[RECORDS PROVIDED]
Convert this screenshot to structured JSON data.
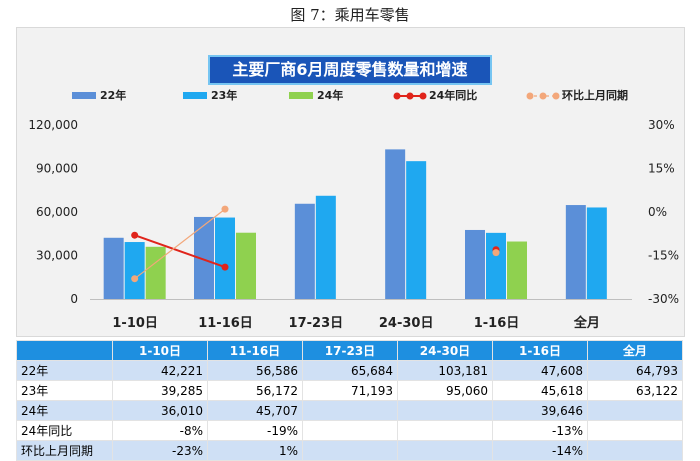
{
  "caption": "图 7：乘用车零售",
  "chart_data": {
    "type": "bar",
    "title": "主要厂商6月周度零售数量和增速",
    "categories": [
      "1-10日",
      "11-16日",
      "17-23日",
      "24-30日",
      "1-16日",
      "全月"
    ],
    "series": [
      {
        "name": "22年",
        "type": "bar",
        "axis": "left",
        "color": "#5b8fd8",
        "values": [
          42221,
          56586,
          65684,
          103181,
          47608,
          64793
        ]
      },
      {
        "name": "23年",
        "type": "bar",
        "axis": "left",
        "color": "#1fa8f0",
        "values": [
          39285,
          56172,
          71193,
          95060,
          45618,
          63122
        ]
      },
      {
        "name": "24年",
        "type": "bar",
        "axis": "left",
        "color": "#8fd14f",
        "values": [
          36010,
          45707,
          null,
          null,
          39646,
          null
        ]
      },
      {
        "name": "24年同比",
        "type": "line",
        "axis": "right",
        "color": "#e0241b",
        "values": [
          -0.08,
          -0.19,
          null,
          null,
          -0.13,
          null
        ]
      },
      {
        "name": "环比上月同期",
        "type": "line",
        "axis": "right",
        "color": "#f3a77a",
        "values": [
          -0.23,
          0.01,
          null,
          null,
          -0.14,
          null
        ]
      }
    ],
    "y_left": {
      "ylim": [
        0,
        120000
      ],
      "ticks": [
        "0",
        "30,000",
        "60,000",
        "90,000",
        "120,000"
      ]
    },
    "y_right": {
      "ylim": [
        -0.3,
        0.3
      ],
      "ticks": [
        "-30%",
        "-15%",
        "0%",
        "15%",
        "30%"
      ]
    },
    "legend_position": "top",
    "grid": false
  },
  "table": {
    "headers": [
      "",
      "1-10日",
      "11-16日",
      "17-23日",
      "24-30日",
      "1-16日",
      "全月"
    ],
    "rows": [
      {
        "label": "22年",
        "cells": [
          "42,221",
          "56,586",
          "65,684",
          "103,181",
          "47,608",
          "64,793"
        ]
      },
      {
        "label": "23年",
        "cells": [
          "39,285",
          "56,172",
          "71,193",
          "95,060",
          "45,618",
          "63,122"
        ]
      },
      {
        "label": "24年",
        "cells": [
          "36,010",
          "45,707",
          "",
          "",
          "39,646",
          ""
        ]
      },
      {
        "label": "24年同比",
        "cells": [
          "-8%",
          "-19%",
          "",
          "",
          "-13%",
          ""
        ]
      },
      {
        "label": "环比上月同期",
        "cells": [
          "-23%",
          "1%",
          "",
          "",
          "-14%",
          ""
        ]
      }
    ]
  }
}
==
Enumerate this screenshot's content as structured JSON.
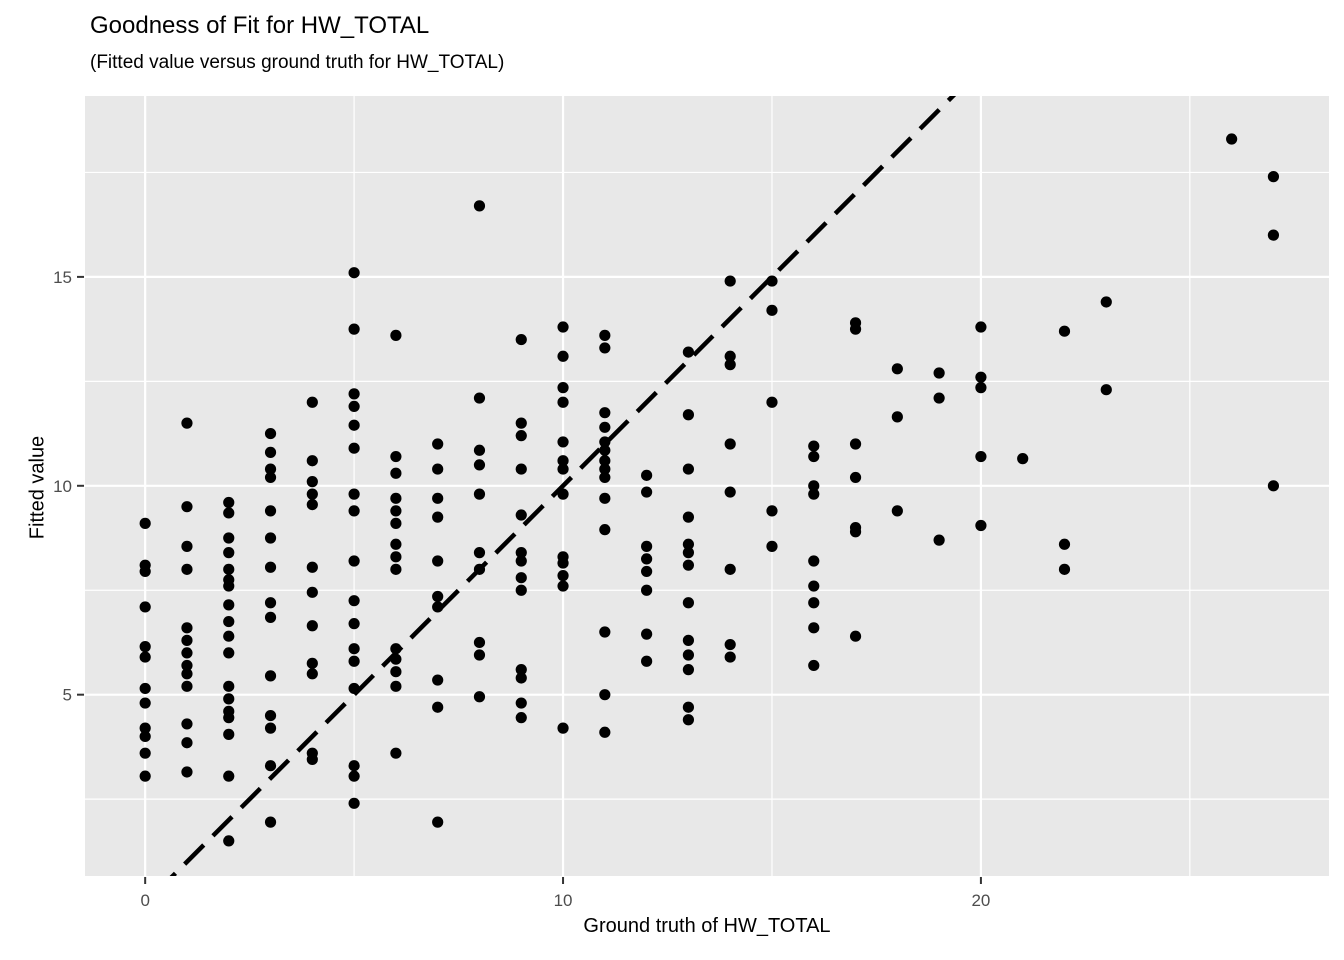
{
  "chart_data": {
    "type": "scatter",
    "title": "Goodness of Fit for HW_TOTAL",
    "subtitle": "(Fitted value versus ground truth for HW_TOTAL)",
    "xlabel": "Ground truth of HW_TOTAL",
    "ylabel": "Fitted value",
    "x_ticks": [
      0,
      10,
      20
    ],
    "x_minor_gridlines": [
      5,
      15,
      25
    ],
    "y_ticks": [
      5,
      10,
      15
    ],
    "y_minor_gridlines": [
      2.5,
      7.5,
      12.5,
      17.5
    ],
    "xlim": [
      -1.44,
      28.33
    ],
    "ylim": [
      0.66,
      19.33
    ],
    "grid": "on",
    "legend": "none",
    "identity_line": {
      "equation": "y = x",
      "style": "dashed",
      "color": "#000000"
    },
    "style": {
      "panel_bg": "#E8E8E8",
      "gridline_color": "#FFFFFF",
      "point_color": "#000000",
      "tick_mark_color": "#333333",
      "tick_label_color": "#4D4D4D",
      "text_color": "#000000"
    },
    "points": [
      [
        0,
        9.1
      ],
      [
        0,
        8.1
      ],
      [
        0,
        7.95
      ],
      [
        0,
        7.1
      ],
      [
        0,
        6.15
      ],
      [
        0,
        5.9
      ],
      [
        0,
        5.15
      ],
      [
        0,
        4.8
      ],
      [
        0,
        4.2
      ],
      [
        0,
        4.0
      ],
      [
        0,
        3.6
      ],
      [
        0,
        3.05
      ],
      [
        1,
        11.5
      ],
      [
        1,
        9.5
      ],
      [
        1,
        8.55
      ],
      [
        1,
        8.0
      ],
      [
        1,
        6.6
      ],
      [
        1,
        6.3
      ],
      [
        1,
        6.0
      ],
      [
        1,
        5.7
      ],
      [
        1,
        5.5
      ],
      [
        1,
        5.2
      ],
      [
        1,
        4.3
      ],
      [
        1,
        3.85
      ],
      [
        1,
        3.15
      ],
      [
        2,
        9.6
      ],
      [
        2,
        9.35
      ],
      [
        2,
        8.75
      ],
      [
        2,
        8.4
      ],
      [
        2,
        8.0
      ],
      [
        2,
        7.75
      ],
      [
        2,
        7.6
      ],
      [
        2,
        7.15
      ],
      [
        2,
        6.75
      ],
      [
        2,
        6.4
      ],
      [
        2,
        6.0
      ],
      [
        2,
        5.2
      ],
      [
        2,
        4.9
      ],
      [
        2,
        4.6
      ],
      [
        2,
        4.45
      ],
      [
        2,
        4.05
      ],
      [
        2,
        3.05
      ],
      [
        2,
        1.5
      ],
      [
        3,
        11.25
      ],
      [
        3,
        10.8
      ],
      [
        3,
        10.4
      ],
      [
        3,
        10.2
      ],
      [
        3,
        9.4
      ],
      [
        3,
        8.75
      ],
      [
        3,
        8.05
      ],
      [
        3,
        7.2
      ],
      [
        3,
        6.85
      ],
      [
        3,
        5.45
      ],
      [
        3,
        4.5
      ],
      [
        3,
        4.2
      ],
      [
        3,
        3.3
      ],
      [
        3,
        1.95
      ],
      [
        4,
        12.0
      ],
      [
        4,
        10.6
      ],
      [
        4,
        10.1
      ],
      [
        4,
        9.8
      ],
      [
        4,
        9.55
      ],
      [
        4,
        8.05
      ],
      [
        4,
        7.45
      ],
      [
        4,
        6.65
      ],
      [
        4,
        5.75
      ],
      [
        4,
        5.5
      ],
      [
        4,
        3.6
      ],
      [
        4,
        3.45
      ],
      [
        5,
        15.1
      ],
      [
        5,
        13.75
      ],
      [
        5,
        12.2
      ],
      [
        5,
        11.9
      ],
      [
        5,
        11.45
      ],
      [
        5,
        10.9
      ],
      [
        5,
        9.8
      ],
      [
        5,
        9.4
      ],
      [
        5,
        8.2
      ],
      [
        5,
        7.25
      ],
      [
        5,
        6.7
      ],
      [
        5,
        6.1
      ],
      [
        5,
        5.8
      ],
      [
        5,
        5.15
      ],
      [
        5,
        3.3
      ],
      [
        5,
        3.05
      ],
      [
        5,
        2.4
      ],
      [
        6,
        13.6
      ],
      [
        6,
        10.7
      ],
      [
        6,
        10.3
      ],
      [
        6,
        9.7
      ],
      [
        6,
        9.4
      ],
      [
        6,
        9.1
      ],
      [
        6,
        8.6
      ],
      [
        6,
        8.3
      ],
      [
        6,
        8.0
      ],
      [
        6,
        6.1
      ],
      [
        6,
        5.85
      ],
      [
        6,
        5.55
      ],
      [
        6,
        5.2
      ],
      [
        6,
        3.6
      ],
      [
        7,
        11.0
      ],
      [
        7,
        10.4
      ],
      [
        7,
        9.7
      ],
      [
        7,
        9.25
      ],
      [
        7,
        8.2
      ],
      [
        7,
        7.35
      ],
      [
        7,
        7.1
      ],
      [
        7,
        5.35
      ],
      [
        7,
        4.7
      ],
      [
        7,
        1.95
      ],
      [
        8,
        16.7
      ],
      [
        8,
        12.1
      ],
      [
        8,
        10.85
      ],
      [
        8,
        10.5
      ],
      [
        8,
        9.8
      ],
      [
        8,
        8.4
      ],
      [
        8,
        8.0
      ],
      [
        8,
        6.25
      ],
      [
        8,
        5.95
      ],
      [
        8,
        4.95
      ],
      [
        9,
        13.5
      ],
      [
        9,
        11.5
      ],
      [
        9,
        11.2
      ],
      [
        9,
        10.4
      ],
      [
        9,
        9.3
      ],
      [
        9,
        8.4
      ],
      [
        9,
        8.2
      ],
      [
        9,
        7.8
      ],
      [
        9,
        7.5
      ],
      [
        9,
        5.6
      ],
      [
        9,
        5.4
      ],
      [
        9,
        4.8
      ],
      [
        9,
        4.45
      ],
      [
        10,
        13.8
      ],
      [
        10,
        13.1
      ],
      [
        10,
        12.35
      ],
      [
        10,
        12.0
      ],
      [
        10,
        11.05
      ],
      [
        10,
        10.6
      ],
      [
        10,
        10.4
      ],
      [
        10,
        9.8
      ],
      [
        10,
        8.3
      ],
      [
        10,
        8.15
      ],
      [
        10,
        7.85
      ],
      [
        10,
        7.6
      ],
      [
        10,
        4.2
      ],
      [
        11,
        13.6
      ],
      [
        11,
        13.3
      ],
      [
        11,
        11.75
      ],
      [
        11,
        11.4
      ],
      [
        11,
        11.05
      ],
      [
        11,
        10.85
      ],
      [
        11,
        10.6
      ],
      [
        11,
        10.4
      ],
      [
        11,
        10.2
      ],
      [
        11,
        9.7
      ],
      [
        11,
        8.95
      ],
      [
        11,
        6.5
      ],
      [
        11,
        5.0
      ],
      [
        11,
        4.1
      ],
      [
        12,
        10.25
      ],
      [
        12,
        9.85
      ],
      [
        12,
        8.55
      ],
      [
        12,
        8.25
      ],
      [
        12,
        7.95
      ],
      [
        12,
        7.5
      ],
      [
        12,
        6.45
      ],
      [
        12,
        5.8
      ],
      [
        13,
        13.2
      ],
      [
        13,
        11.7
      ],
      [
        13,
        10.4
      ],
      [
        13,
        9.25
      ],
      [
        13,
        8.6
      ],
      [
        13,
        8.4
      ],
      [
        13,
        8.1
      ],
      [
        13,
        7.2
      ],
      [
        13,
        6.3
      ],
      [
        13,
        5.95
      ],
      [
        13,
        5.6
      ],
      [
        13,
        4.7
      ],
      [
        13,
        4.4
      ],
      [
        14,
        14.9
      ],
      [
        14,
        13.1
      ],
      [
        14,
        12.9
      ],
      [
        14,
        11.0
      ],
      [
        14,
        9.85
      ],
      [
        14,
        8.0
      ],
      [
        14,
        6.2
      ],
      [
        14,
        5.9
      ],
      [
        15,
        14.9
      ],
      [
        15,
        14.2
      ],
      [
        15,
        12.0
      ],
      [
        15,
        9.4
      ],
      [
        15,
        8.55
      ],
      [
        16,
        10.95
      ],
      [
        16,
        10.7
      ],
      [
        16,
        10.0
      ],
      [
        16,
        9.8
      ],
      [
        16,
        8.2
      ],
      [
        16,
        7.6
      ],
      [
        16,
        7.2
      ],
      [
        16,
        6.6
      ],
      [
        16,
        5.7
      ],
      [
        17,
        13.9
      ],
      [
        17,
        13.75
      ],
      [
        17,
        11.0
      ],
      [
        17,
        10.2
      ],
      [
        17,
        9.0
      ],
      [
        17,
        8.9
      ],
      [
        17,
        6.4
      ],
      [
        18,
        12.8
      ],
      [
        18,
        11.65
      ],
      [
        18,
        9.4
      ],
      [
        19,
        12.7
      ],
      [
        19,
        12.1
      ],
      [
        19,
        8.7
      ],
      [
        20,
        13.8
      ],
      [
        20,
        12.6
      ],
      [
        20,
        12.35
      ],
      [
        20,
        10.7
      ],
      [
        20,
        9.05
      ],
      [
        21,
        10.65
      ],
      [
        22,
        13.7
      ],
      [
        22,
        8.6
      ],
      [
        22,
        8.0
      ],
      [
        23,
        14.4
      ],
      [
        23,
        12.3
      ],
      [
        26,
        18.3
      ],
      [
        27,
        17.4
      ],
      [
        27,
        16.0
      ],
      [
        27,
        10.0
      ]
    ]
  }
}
---
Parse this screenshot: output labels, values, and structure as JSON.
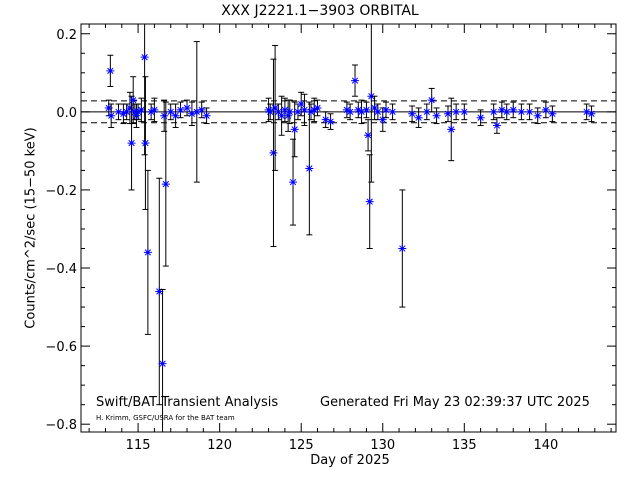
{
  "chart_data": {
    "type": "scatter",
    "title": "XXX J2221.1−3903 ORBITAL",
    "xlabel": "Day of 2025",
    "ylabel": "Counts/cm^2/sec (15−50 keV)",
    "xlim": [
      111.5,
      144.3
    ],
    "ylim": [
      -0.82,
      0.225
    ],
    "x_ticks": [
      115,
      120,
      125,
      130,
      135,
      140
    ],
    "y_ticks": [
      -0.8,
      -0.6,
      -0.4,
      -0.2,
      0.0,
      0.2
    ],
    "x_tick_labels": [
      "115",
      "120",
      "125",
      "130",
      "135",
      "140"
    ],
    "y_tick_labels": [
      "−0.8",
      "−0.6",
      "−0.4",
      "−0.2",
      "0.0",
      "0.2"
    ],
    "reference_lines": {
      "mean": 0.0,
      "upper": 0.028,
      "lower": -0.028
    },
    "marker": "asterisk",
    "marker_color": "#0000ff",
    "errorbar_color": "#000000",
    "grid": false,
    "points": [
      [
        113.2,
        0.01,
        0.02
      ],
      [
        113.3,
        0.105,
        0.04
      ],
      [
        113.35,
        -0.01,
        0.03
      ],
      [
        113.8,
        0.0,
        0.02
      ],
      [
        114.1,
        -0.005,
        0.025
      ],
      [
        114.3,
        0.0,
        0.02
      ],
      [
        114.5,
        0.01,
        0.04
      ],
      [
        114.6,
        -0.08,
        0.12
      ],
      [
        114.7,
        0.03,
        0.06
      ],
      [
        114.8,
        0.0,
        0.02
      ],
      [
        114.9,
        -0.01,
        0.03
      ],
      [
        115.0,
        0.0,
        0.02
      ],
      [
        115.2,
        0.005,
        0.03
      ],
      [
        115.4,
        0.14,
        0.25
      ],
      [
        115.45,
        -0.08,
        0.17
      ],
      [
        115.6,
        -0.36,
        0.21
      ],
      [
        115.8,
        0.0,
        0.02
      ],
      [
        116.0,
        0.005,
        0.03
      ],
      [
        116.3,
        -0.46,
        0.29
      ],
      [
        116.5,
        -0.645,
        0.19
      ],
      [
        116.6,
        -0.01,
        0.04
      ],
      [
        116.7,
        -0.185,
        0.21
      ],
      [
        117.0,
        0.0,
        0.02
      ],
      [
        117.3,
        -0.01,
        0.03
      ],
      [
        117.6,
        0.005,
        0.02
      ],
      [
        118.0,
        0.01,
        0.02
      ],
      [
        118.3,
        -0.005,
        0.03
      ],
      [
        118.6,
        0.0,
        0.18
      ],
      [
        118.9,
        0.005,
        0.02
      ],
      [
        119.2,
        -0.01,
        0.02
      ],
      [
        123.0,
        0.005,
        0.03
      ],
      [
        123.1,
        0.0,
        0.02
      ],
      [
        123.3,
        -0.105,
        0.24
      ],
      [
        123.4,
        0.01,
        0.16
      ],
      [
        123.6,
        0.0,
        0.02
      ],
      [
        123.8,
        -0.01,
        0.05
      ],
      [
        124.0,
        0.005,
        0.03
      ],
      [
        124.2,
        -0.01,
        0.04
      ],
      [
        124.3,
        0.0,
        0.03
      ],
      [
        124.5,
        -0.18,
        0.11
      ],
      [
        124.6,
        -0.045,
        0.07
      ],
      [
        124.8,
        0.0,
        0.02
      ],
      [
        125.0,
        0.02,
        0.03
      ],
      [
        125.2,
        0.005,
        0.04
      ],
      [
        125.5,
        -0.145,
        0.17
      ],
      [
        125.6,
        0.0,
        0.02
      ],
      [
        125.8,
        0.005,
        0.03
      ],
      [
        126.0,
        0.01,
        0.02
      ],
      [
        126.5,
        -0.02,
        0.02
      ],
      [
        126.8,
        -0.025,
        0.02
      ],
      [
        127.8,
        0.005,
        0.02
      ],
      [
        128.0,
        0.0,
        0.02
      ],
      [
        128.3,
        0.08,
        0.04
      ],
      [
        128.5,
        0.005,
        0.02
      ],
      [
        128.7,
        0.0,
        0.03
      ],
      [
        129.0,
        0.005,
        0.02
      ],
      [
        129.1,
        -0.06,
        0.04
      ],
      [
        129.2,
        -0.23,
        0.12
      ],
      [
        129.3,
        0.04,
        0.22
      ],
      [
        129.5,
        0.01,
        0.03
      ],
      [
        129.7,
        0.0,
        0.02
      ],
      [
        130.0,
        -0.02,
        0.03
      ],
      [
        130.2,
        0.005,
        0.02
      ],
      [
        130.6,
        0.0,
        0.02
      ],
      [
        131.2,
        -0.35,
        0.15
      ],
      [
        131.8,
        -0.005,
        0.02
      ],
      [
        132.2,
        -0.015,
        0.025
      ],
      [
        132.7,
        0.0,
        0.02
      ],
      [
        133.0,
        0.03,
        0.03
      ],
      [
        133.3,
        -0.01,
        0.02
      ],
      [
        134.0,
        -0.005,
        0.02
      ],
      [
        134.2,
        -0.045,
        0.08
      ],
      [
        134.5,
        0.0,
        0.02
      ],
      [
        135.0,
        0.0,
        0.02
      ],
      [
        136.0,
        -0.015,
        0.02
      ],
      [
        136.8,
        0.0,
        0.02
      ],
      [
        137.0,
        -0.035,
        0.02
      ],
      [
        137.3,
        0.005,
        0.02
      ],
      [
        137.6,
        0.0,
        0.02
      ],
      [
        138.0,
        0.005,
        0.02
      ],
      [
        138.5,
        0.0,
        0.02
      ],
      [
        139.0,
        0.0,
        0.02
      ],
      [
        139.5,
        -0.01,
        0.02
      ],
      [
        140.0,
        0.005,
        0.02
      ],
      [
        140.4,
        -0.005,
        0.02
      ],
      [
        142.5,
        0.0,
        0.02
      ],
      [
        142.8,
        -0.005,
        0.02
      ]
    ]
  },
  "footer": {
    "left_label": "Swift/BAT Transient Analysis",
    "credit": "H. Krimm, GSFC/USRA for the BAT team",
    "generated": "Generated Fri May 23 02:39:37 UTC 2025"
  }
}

[SET EXERCISE] Report back each line of the entries that holds the string "this".

[PROBLEM SOLUTION]
Convert this screenshot to structured JSON data.
Enumerate this screenshot's content as structured JSON.
Parse this screenshot: output labels, values, and structure as JSON.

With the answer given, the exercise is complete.